Directions for this task: Each line containing the word "text" must be collected.

# # #

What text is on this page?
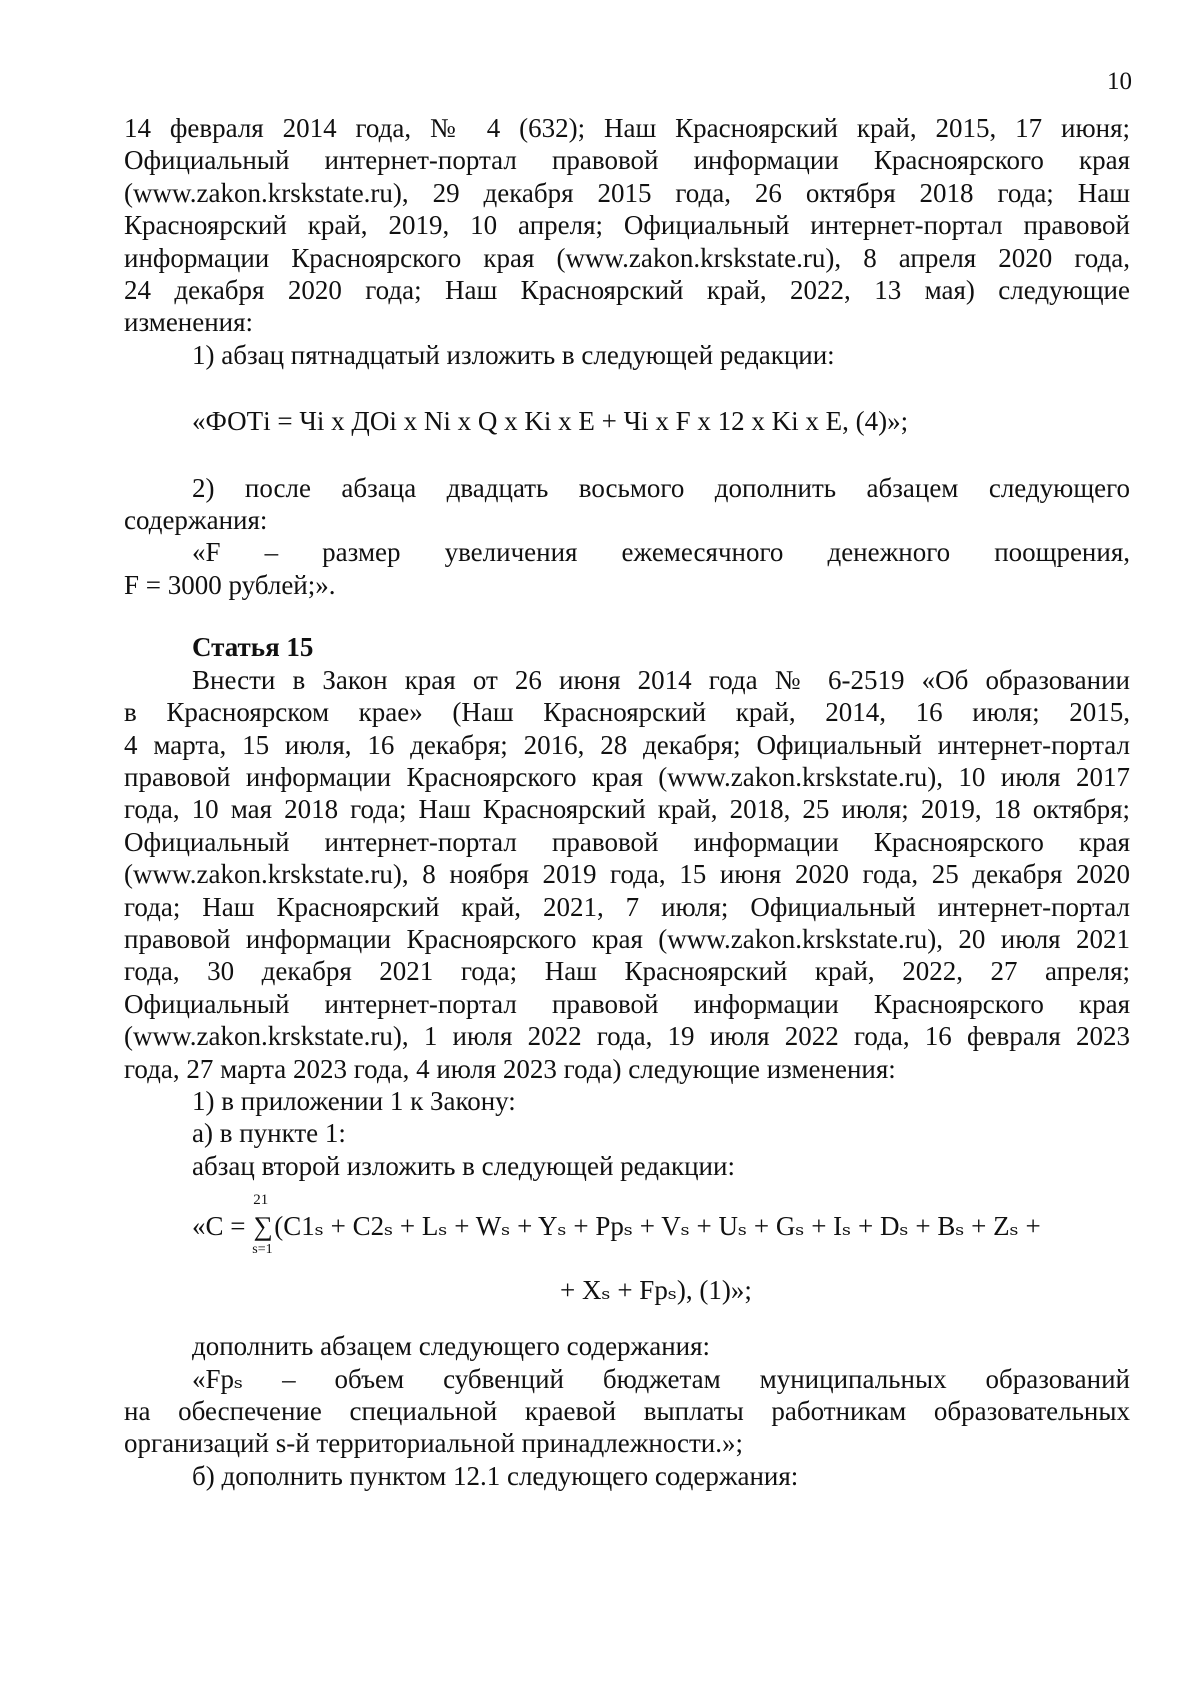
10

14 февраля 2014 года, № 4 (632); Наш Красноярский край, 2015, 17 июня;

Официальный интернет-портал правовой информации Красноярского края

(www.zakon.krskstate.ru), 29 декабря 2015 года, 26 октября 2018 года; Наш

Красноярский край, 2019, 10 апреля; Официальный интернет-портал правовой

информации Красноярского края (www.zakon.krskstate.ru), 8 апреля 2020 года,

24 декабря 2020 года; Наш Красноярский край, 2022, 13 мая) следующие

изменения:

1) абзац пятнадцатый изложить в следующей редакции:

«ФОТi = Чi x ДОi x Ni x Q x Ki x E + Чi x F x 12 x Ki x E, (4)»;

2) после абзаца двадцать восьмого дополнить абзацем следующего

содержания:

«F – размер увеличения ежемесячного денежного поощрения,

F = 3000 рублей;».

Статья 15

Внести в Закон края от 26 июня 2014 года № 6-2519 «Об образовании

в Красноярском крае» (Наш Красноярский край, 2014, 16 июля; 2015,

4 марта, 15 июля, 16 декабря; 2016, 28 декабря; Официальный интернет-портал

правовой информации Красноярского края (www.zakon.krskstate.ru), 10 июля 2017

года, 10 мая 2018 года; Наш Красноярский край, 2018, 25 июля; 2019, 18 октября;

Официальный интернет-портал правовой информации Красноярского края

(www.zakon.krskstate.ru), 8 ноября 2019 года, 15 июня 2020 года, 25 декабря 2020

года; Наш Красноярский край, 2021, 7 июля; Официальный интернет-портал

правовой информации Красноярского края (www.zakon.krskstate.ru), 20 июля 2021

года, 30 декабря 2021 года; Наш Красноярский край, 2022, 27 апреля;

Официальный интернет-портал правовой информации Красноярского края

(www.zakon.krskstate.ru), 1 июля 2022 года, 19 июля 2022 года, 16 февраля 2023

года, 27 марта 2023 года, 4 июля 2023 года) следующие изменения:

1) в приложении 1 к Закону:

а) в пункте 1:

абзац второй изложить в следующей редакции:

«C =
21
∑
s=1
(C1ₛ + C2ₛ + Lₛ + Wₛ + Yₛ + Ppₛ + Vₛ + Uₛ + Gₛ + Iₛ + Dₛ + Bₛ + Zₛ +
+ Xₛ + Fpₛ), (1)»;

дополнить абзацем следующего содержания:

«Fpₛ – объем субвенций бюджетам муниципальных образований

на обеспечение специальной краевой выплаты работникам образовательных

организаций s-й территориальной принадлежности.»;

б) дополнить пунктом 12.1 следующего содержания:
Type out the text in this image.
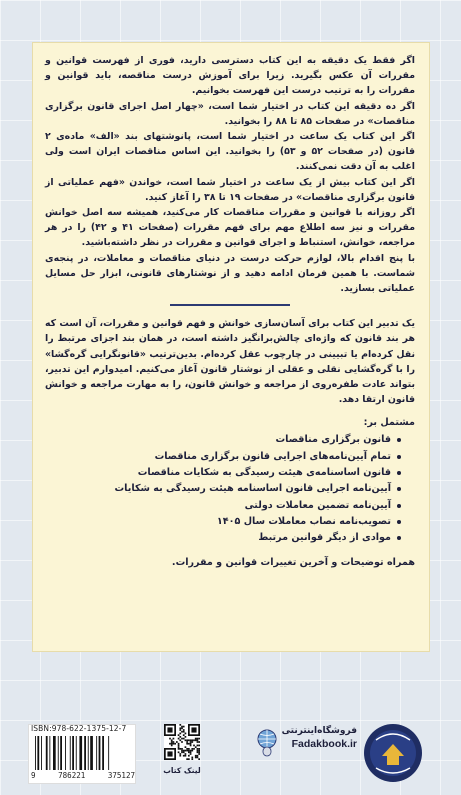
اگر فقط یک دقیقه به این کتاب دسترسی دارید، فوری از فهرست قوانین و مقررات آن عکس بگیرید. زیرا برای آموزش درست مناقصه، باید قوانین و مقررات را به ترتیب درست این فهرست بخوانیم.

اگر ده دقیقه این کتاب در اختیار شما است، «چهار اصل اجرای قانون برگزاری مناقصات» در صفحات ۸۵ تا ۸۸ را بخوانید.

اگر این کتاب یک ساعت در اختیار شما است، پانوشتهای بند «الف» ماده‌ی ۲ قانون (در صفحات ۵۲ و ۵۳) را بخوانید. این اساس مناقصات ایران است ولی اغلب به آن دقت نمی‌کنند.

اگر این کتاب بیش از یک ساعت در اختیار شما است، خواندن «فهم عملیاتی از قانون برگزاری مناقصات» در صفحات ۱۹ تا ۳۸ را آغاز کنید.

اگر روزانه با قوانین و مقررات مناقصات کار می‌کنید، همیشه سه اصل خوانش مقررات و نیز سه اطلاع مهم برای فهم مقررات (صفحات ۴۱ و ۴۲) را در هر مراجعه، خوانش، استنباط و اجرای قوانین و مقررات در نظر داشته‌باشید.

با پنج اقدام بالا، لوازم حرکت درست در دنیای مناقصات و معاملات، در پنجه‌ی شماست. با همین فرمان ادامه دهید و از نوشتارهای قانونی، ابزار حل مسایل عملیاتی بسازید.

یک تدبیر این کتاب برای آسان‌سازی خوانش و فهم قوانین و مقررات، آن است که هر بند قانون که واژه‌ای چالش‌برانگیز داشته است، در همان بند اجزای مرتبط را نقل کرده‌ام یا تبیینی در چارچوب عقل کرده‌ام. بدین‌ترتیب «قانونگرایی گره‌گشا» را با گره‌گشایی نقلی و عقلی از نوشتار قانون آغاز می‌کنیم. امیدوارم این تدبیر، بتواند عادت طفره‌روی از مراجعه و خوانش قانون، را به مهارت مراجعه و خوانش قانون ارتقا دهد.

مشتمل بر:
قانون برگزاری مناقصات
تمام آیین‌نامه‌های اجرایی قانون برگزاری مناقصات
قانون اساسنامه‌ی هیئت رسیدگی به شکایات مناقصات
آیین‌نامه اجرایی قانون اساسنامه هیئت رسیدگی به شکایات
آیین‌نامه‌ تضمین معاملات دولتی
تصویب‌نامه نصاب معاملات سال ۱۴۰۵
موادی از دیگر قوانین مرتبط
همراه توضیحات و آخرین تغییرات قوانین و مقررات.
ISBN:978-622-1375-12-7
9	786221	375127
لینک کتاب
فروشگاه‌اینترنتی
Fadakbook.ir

# # #

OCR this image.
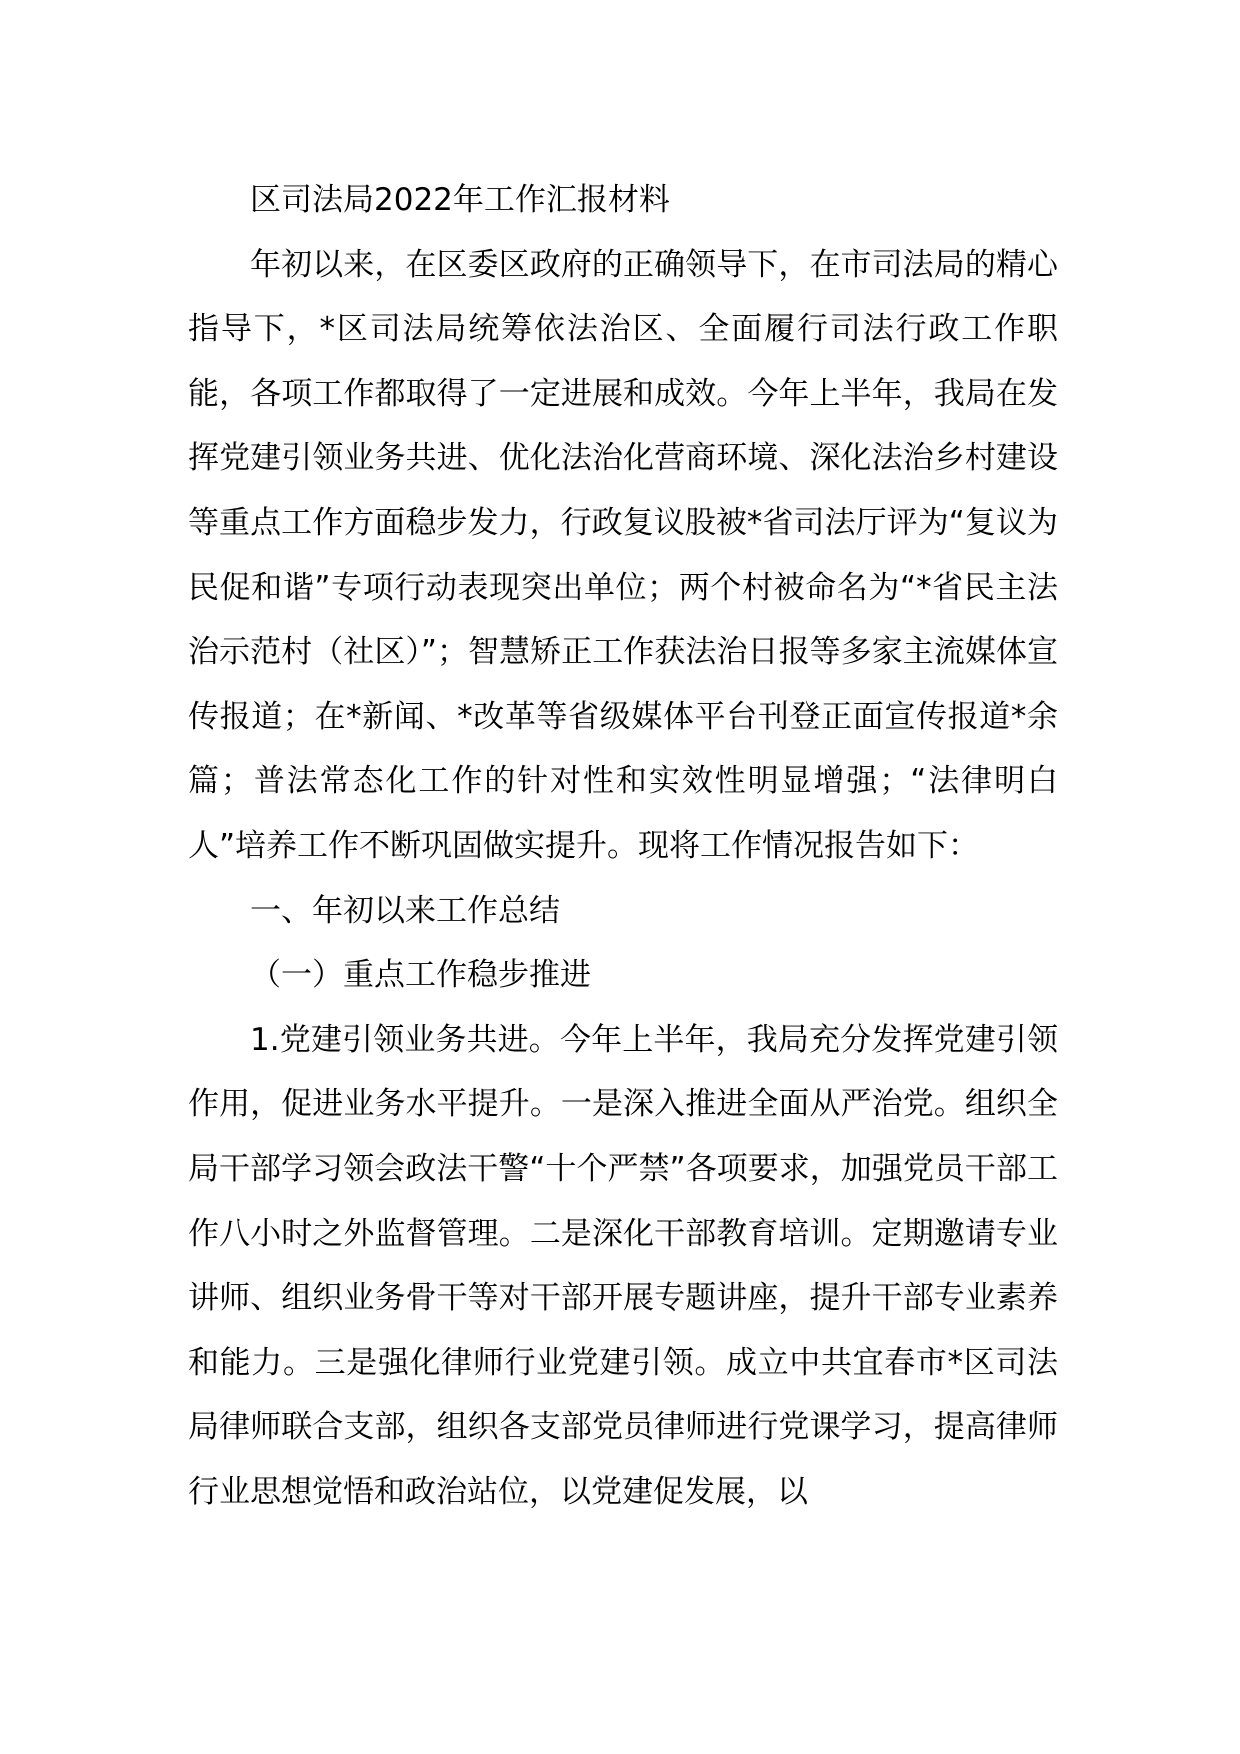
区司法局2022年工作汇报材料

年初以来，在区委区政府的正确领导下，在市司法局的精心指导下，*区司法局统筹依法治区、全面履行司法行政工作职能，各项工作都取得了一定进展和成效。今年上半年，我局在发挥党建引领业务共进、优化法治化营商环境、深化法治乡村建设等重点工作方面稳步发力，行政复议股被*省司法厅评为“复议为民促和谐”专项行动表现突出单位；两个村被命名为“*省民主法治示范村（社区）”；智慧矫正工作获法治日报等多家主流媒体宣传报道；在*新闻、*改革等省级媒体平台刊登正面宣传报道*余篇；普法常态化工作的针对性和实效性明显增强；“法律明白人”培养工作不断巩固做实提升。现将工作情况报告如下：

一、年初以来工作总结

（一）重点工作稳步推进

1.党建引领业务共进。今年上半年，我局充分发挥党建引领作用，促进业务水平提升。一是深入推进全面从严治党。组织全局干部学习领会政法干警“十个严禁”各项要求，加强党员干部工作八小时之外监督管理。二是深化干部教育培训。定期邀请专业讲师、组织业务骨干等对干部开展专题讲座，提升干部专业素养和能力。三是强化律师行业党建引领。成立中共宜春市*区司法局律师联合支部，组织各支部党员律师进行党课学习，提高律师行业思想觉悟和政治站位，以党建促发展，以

# # #

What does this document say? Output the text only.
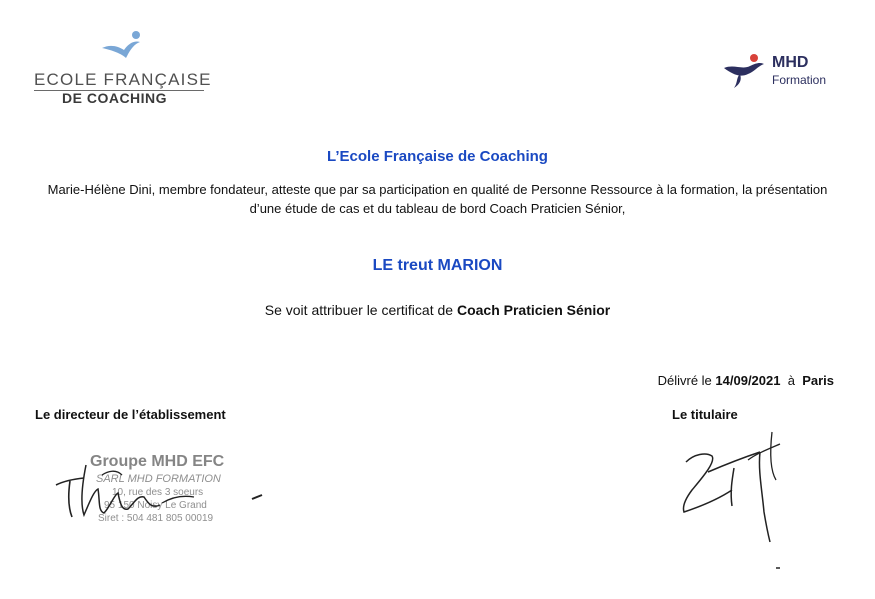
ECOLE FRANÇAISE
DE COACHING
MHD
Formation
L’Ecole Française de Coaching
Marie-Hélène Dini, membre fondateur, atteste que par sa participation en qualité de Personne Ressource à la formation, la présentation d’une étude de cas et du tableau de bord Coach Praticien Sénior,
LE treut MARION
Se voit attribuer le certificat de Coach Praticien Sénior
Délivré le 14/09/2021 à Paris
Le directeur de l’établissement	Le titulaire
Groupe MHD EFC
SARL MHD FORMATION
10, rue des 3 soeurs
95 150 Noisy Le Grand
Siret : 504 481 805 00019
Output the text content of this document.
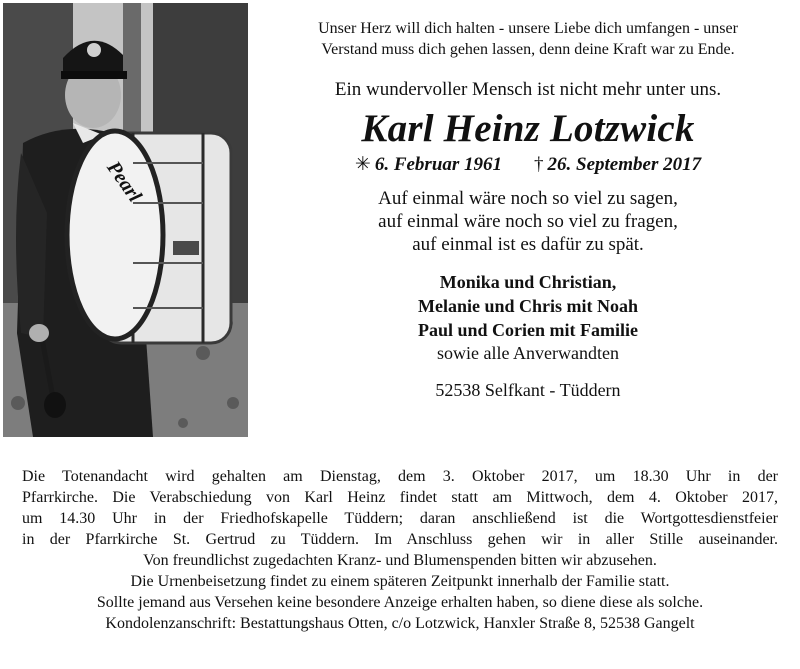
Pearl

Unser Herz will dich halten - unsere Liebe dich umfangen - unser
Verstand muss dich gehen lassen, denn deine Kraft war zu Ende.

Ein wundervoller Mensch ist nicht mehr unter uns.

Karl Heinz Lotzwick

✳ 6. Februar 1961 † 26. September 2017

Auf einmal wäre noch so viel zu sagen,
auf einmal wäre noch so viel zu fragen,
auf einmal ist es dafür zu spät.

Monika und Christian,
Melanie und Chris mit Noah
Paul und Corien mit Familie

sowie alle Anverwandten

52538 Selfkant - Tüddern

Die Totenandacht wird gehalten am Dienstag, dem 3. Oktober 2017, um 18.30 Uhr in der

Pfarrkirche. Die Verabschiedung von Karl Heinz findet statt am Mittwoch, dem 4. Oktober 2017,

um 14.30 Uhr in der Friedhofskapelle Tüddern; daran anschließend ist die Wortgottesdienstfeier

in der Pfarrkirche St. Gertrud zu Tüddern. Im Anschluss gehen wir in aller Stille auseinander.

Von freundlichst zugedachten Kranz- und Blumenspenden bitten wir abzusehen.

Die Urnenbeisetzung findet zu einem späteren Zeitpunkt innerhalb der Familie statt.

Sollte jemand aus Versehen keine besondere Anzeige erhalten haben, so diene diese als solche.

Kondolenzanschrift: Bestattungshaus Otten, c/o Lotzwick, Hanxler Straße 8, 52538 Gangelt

# # #

Solution below:
What text is on this page?
Type out the text in this image.
What does this document say? Output the text only.
Output the text content of this document.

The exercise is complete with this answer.